Directions for this task >>
Could you write out the records below exactly as they appear?
"""
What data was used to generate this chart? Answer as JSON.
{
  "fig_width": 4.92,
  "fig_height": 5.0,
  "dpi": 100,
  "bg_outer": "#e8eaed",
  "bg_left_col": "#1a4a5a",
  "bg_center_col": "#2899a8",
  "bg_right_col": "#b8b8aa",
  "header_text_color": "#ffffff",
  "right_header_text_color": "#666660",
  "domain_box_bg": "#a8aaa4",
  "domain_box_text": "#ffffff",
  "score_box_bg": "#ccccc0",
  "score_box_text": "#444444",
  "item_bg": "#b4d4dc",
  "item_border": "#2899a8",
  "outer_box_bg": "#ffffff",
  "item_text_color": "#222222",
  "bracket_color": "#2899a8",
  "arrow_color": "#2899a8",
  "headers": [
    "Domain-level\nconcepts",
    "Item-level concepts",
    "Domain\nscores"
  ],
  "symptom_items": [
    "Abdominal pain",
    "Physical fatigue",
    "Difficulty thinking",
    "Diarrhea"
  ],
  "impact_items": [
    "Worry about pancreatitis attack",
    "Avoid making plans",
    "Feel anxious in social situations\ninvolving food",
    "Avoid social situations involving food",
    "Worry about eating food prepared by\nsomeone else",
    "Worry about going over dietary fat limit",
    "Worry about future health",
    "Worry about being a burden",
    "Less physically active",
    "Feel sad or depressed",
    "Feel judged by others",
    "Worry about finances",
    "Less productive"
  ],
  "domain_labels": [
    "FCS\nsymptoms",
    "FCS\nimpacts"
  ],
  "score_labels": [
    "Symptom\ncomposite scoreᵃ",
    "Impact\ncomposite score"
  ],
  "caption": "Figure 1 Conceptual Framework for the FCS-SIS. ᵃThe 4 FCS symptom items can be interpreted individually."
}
"""
Reply >>
What data was used to generate this chart? Answer as JSON.
{
  "fig_width": 4.92,
  "fig_height": 5.0,
  "dpi": 100,
  "bg_outer": "#e8eaed",
  "bg_left_col": "#1a4a5a",
  "bg_center_col": "#2899a8",
  "bg_right_col": "#b8b8aa",
  "header_text_color": "#ffffff",
  "right_header_text_color": "#666660",
  "domain_box_bg": "#a8aaa4",
  "domain_box_text": "#ffffff",
  "score_box_bg": "#ccccc0",
  "score_box_text": "#444444",
  "item_bg": "#b4d4dc",
  "item_border": "#2899a8",
  "outer_box_bg": "#ffffff",
  "item_text_color": "#222222",
  "bracket_color": "#2899a8",
  "arrow_color": "#2899a8",
  "headers": [
    "Domain-level\nconcepts",
    "Item-level concepts",
    "Domain\nscores"
  ],
  "symptom_items": [
    "Abdominal pain",
    "Physical fatigue",
    "Difficulty thinking",
    "Diarrhea"
  ],
  "impact_items": [
    "Worry about pancreatitis attack",
    "Avoid making plans",
    "Feel anxious in social situations\ninvolving food",
    "Avoid social situations involving food",
    "Worry about eating food prepared by\nsomeone else",
    "Worry about going over dietary fat limit",
    "Worry about future health",
    "Worry about being a burden",
    "Less physically active",
    "Feel sad or depressed",
    "Feel judged by others",
    "Worry about finances",
    "Less productive"
  ],
  "domain_labels": [
    "FCS\nsymptoms",
    "FCS\nimpacts"
  ],
  "score_labels": [
    "Symptom\ncomposite scoreᵃ",
    "Impact\ncomposite score"
  ],
  "caption": "Figure 1 Conceptual Framework for the FCS-SIS. ᵃThe 4 FCS symptom items can be interpreted individually."
}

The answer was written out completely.